▸ **Required work**:
Copy every line of the records below word for word, keeping their original order.

▸ **The input**:

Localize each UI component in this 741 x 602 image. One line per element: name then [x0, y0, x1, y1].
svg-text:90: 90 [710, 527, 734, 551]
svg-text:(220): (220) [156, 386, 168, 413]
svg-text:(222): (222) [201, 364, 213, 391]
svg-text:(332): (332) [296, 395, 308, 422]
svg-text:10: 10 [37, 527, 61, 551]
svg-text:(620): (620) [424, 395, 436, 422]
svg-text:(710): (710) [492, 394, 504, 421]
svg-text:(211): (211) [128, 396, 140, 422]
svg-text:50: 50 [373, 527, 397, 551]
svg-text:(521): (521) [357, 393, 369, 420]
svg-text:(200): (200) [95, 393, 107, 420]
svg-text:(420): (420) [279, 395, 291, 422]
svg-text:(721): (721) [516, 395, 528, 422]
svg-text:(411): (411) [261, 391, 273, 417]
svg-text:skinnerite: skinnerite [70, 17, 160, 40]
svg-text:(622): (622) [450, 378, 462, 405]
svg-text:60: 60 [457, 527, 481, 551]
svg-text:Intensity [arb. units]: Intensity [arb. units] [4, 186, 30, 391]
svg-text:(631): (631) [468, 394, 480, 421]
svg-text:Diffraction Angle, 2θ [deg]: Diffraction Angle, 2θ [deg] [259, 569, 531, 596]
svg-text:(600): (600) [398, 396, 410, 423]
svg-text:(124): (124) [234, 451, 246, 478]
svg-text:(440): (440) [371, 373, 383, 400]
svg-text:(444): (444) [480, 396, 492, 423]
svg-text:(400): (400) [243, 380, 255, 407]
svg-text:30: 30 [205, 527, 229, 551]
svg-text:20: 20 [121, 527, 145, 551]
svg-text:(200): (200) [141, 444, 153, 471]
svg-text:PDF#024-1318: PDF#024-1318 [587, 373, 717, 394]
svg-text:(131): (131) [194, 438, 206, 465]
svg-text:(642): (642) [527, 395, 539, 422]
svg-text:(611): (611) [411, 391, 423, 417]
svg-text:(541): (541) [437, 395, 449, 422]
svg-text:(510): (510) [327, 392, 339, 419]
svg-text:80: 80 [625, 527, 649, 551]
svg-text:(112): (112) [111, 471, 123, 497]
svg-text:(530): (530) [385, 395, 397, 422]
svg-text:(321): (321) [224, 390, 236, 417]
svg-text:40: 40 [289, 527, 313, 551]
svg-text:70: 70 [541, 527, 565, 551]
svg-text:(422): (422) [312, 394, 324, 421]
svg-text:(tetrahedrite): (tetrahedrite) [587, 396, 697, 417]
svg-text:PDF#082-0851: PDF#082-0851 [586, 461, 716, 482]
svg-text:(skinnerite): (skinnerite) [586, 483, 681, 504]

▸ **Full solution**:
Localize each UI component in this 741 x 602 image. One line per element: name then [x0, y0, x1, y1].
svg-text:90: 90 [710, 527, 734, 551]
svg-text:(220): (220) [156, 386, 168, 413]
svg-text:(222): (222) [201, 364, 213, 391]
svg-text:(332): (332) [296, 395, 308, 422]
svg-text:10: 10 [37, 527, 61, 551]
svg-text:(620): (620) [424, 395, 436, 422]
svg-text:(710): (710) [492, 394, 504, 421]
svg-text:(211): (211) [128, 396, 140, 422]
svg-text:50: 50 [373, 527, 397, 551]
svg-text:(521): (521) [357, 393, 369, 420]
svg-text:(200): (200) [95, 393, 107, 420]
svg-text:(420): (420) [279, 395, 291, 422]
svg-text:(721): (721) [516, 395, 528, 422]
svg-text:(411): (411) [261, 391, 273, 417]
svg-text:skinnerite: skinnerite [70, 17, 160, 40]
svg-text:(622): (622) [450, 378, 462, 405]
svg-text:60: 60 [457, 527, 481, 551]
svg-text:Intensity [arb. units]: Intensity [arb. units] [4, 186, 30, 391]
svg-text:(631): (631) [468, 394, 480, 421]
svg-text:Diffraction Angle, 2θ [deg]: Diffraction Angle, 2θ [deg] [259, 569, 531, 596]
svg-text:(600): (600) [398, 396, 410, 423]
svg-text:(124): (124) [234, 451, 246, 478]
svg-text:(440): (440) [371, 373, 383, 400]
svg-text:(444): (444) [480, 396, 492, 423]
svg-text:(400): (400) [243, 380, 255, 407]
svg-text:30: 30 [205, 527, 229, 551]
svg-text:20: 20 [121, 527, 145, 551]
svg-text:(200): (200) [141, 444, 153, 471]
svg-text:PDF#024-1318: PDF#024-1318 [587, 373, 717, 394]
svg-text:(131): (131) [194, 438, 206, 465]
svg-text:(642): (642) [527, 395, 539, 422]
svg-text:(611): (611) [411, 391, 423, 417]
svg-text:(541): (541) [437, 395, 449, 422]
svg-text:(510): (510) [327, 392, 339, 419]
svg-text:80: 80 [625, 527, 649, 551]
svg-text:(112): (112) [111, 471, 123, 497]
svg-text:(530): (530) [385, 395, 397, 422]
svg-text:(321): (321) [224, 390, 236, 417]
svg-text:40: 40 [289, 527, 313, 551]
svg-text:70: 70 [541, 527, 565, 551]
svg-text:(422): (422) [312, 394, 324, 421]
svg-text:(tetrahedrite): (tetrahedrite) [587, 396, 697, 417]
svg-text:PDF#082-0851: PDF#082-0851 [586, 461, 716, 482]
svg-text:(skinnerite): (skinnerite) [586, 483, 681, 504]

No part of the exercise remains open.